#### Text provided
Wayne County family tries to cope after losing 13-year old daughter
Kensey Dishman died after collapsing at school following a bout with COVID-19
WAYNE COUNTY, Ky. (WTVQ) – A heartbroken family in Wayne County is making funeral arrangements for 13-year-old Kensey Dishman who died after being found unresponsive at school after recently coming back from COVID-19.
Brett Gibbons, the stepfather of Dishman, says Kensey had asthma and got COVID-19 the first week of February. He says she tested negative twice with a doctor but tested positive with a home test and quarantined for two weeks until Feb. 14. On Monday, he says Kensey woke up still feeling sick.
“She had complained about being short of breath and her chest hurting a little bit,” said Gibbons.
Kensey’s blood pressure was high during the doctor’s visit, but her parents were told that this wasn’t a cause for alarm.

#### Prompt A
Answer these from the report on Kensey Dishman's death:
(i) How old was Kensey Dishman?
(ii) What condition did Kensey have, according to her stepfather?
(iii) Until what date did she quarantine?
#### Prompt B
Please write a continuation of the report on Kensey Dishman's death, picking up after its final sentence.

#### Available data
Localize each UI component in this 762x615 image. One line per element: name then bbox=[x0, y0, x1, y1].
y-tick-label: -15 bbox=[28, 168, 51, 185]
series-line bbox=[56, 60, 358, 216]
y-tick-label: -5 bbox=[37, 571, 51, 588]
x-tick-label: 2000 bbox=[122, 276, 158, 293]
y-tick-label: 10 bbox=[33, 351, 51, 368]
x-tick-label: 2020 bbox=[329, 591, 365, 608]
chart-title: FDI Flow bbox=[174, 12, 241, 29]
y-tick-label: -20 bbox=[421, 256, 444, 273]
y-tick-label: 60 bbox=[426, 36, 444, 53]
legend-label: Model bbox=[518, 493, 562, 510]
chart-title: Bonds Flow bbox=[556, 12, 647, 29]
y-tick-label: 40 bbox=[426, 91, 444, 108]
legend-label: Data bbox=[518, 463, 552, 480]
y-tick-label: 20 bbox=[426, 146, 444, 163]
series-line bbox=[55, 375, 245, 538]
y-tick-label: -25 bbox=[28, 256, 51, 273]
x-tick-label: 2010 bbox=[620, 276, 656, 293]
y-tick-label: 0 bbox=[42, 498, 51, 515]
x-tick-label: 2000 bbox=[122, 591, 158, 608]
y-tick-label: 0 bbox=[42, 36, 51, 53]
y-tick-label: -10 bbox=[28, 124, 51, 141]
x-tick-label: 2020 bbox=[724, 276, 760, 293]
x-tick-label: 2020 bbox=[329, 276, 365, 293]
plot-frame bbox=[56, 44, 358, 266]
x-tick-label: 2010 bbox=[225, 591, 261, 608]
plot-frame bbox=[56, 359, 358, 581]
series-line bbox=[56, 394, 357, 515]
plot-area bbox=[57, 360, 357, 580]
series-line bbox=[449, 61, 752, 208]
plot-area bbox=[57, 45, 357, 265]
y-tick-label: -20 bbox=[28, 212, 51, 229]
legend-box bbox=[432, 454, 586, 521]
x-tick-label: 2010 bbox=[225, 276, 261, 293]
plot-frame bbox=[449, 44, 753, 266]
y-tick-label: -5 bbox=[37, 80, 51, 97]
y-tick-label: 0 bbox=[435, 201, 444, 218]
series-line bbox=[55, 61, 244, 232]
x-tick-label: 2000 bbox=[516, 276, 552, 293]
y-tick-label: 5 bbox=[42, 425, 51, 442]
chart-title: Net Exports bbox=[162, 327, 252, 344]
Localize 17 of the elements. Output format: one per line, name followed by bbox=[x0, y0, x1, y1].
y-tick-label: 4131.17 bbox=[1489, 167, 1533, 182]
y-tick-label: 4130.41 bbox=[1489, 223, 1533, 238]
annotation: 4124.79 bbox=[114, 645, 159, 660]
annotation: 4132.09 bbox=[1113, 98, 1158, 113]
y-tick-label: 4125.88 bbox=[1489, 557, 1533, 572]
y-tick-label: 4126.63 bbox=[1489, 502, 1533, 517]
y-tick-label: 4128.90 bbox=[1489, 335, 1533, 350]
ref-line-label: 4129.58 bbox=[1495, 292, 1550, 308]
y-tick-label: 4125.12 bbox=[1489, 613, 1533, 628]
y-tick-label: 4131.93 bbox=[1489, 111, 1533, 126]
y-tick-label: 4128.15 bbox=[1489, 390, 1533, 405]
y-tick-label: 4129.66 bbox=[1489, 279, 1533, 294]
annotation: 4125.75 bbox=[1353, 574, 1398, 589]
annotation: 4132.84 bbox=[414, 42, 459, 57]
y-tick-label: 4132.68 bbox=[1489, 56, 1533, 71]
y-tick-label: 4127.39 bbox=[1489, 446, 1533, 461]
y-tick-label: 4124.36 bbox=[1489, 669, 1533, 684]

#### Your response A
(i) 13 years old
(ii) Asthma
(iii) Feb. 14

#### Your response B
“They told us that it was probably just the aftermath of COVID and a lot of times anyone with asthma has trouble,” explains Gibbons.
On Tuesday, Kensey went to school. When her mom was meeting with a school counselor, she received an urgent call.
“They had called her on her phone and said Kensey has been passed out in the bathroom,” says Gibbons.
Gibbons says Kensey was responsive for a short time, then went in and out of consciousness. Her mom and a handful of school staff rushed to her side to try and help. While in the bathroom, Gibbons says Kensey began having seizures. When she was conscious, Kensey’s mom said she complained of pain in her side. She was rushed to Wayne County hospital where doctors told her family that she had a blood clot.
“They said a lot of times patients with COVID develop blood clots after they have COVID,” said Gibbons.
Doctors told her family this was the end and they needed to say goodbye.
“We believe that she could hear us and I told her that I’ll always love her and that she will be greatly missed. At the time those words weren’t good enough either I feel like,” said Gibbons.
The family says the coroner told them Kensey was still positive for COVID-19 at the time of her death. Now, her family is trying to come to grips with what happened as they arrange her funeral.
“We’re used to not seeing the girls for a couple of days where they go to their dad’s and they come back here so to us it just feels like she’s up there,” said Gibbons.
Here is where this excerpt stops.